>> begin Materials provided
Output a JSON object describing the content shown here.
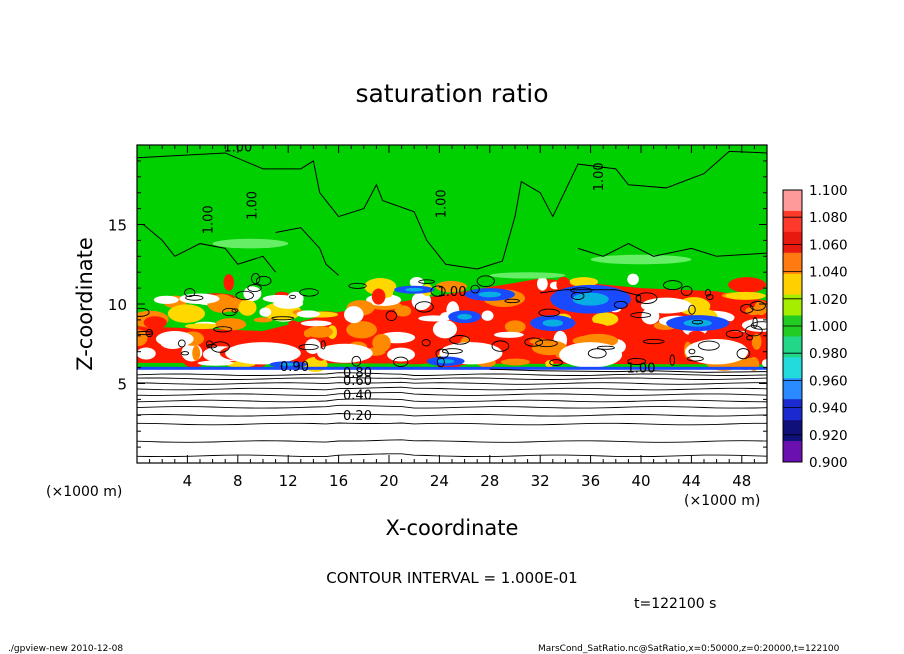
{
  "chart_data": {
    "type": "heatmap",
    "title": "saturation ratio",
    "xlabel": "X-coordinate",
    "ylabel": "Z-coordinate",
    "x_unit": "(×1000 m)",
    "y_unit": "(×1000 m)",
    "xlim": [
      0,
      50
    ],
    "ylim": [
      0,
      20
    ],
    "x_ticks": [
      4,
      8,
      12,
      16,
      20,
      24,
      28,
      32,
      36,
      40,
      44,
      48
    ],
    "y_ticks": [
      5,
      10,
      15
    ],
    "contour_interval": "CONTOUR INTERVAL = 1.000E-01",
    "time_label": "t=122100 s",
    "contour_labels": [
      {
        "text": "1.00",
        "x": 8,
        "z": 19.6
      },
      {
        "text": "1.00",
        "x": 6,
        "z": 15.3
      },
      {
        "text": "1.00",
        "x": 9.5,
        "z": 16.2
      },
      {
        "text": "1.00",
        "x": 24.5,
        "z": 16.3
      },
      {
        "text": "1.00",
        "x": 37,
        "z": 18
      },
      {
        "text": "1.00",
        "x": 25,
        "z": 10.5
      },
      {
        "text": "1.00",
        "x": 40,
        "z": 5.7
      },
      {
        "text": "0.90",
        "x": 12.5,
        "z": 5.8
      },
      {
        "text": "0.80",
        "x": 17.5,
        "z": 5.4
      },
      {
        "text": "0.60",
        "x": 17.5,
        "z": 4.9
      },
      {
        "text": "0.40",
        "x": 17.5,
        "z": 4.0
      },
      {
        "text": "0.20",
        "x": 17.5,
        "z": 2.7
      }
    ],
    "colorbar": {
      "min": 0.9,
      "max": 1.1,
      "tick_labels": [
        "1.100",
        "1.080",
        "1.060",
        "1.040",
        "1.020",
        "1.000",
        "0.980",
        "0.960",
        "0.940",
        "0.920",
        "0.900"
      ],
      "colors": [
        "#ff9a9a",
        "#ff3a2a",
        "#e81a10",
        "#ff7a10",
        "#ffd000",
        "#a6ee00",
        "#22cc22",
        "#22d888",
        "#22dcdc",
        "#2a8aff",
        "#1a2ad0",
        "#10107a",
        "#6a10b0"
      ]
    },
    "grid": false
  },
  "footer": {
    "left": "./gpview-new   2010-12-08",
    "right": "MarsCond_SatRatio.nc@SatRatio,x=0:50000,z=0:20000,t=122100"
  },
  "colors": {
    "green": "#00d000",
    "white": "#ffffff",
    "red": "#ff1a00",
    "orange": "#ff8a00",
    "yellow": "#ffd800",
    "blue": "#1a4aff",
    "cyan": "#00d8d8"
  }
}
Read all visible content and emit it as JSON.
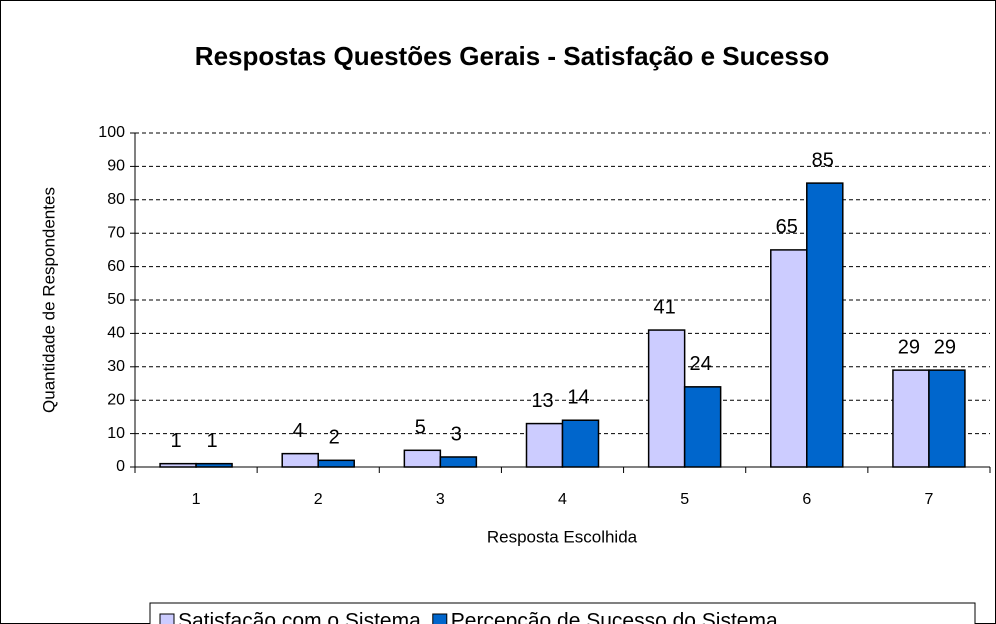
{
  "chart_data": {
    "type": "bar",
    "title": "Respostas Questões Gerais - Satisfação e Sucesso",
    "x_label": "Resposta Escolhida",
    "y_label": "Quantidade de Respondentes",
    "categories": [
      "1",
      "2",
      "3",
      "4",
      "5",
      "6",
      "7"
    ],
    "series": [
      {
        "name": "Satisfação com o Sistema",
        "color": "#ccccff",
        "values": [
          1,
          4,
          5,
          13,
          41,
          65,
          29
        ]
      },
      {
        "name": "Percepção de Sucesso do Sistema",
        "color": "#0066cc",
        "values": [
          1,
          2,
          3,
          14,
          24,
          85,
          29
        ]
      }
    ],
    "ylim": [
      0,
      100
    ],
    "yticks": [
      0,
      10,
      20,
      30,
      40,
      50,
      60,
      70,
      80,
      90,
      100
    ],
    "grid": true,
    "legend": "bottom"
  }
}
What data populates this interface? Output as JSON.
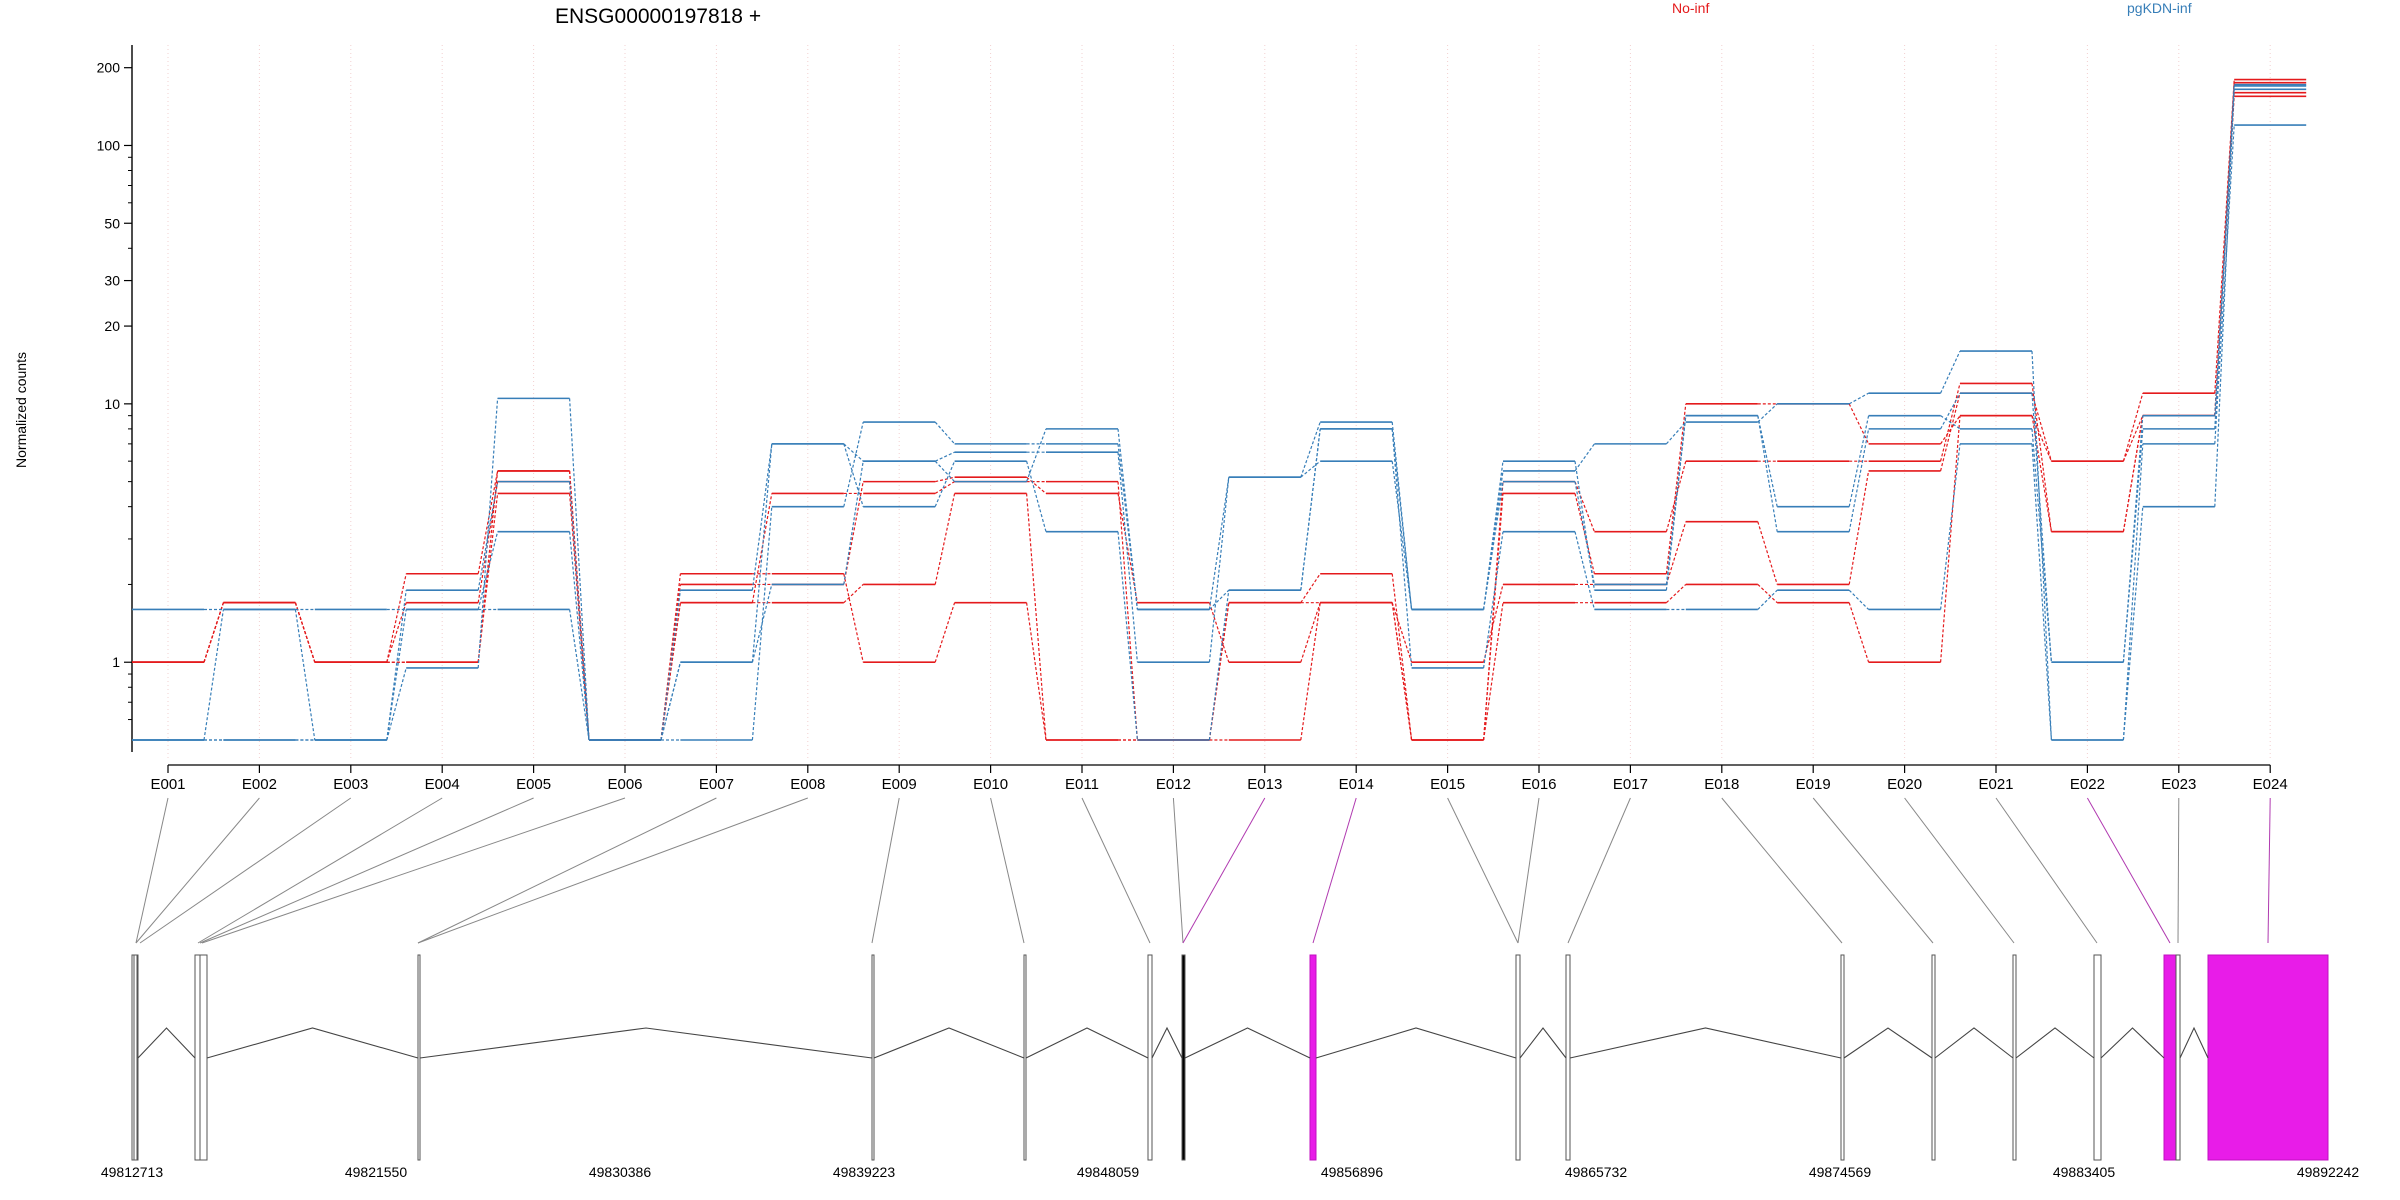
>> end Materials provided
▶ What is being asked
All the lines above are to be reproduced exactly, except the pictures.

▶ Correct result
Output a JSON object describing the content shown here.
{
  "chart_data": {
    "type": "heatmap",
    "title": "saturation ratio",
    "xlabel": "X-coordinate",
    "ylabel": "Z-coordinate",
    "x_unit": "(×1000 m)",
    "y_unit": "(×1000 m)",
    "xlim": [
      0,
      50
    ],
    "ylim": [
      0,
      20
    ],
    "x_ticks": [
      4,
      8,
      12,
      16,
      20,
      24,
      28,
      32,
      36,
      40,
      44,
      48
    ],
    "y_ticks": [
      5,
      10,
      15
    ],
    "contour_interval": "CONTOUR INTERVAL = 1.000E-01",
    "time_label": "t=122100 s",
    "contour_labels": [
      {
        "text": "1.00",
        "x": 8,
        "z": 19.6
      },
      {
        "text": "1.00",
        "x": 6,
        "z": 15.3
      },
      {
        "text": "1.00",
        "x": 9.5,
        "z": 16.2
      },
      {
        "text": "1.00",
        "x": 24.5,
        "z": 16.3
      },
      {
        "text": "1.00",
        "x": 37,
        "z": 18
      },
      {
        "text": "1.00",
        "x": 25,
        "z": 10.5
      },
      {
        "text": "1.00",
        "x": 40,
        "z": 5.7
      },
      {
        "text": "0.90",
        "x": 12.5,
        "z": 5.8
      },
      {
        "text": "0.80",
        "x": 17.5,
        "z": 5.4
      },
      {
        "text": "0.60",
        "x": 17.5,
        "z": 4.9
      },
      {
        "text": "0.40",
        "x": 17.5,
        "z": 4.0
      },
      {
        "text": "0.20",
        "x": 17.5,
        "z": 2.7
      }
    ],
    "colorbar": {
      "min": 0.9,
      "max": 1.1,
      "tick_labels": [
        "1.100",
        "1.080",
        "1.060",
        "1.040",
        "1.020",
        "1.000",
        "0.980",
        "0.960",
        "0.940",
        "0.920",
        "0.900"
      ],
      "colors": [
        "#ff9a9a",
        "#ff3a2a",
        "#e81a10",
        "#ff7a10",
        "#ffd000",
        "#a6ee00",
        "#22cc22",
        "#22d888",
        "#22dcdc",
        "#2a8aff",
        "#1a2ad0",
        "#10107a",
        "#6a10b0"
      ]
    },
    "grid": false
  },
  "footer": {
    "left": "./gpview-new   2010-12-08",
    "right": "MarsCond_SatRatio.nc@SatRatio,x=0:50000,z=0:20000,t=122100"
  },
  "colors": {
    "green": "#00d000",
    "white": "#ffffff",
    "red": "#ff1a00",
    "orange": "#ff8a00",
    "yellow": "#ffd800",
    "blue": "#1a4aff",
    "cyan": "#00d8d8"
  }
}
Read all visible content and emit it as JSON.
{
  "chart_data": {
    "type": "bar",
    "title": "Respostas Questões Gerais - Satisfação e Sucesso",
    "x_label": "Resposta Escolhida",
    "y_label": "Quantidade de Respondentes",
    "categories": [
      "1",
      "2",
      "3",
      "4",
      "5",
      "6",
      "7"
    ],
    "series": [
      {
        "name": "Satisfação com o Sistema",
        "color": "#ccccff",
        "values": [
          1,
          4,
          5,
          13,
          41,
          65,
          29
        ]
      },
      {
        "name": "Percepção de Sucesso do Sistema",
        "color": "#0066cc",
        "values": [
          1,
          2,
          3,
          14,
          24,
          85,
          29
        ]
      }
    ],
    "ylim": [
      0,
      100
    ],
    "yticks": [
      0,
      10,
      20,
      30,
      40,
      50,
      60,
      70,
      80,
      90,
      100
    ],
    "grid": true,
    "legend": "bottom"
  }
}
What data populates this interface? Output as JSON.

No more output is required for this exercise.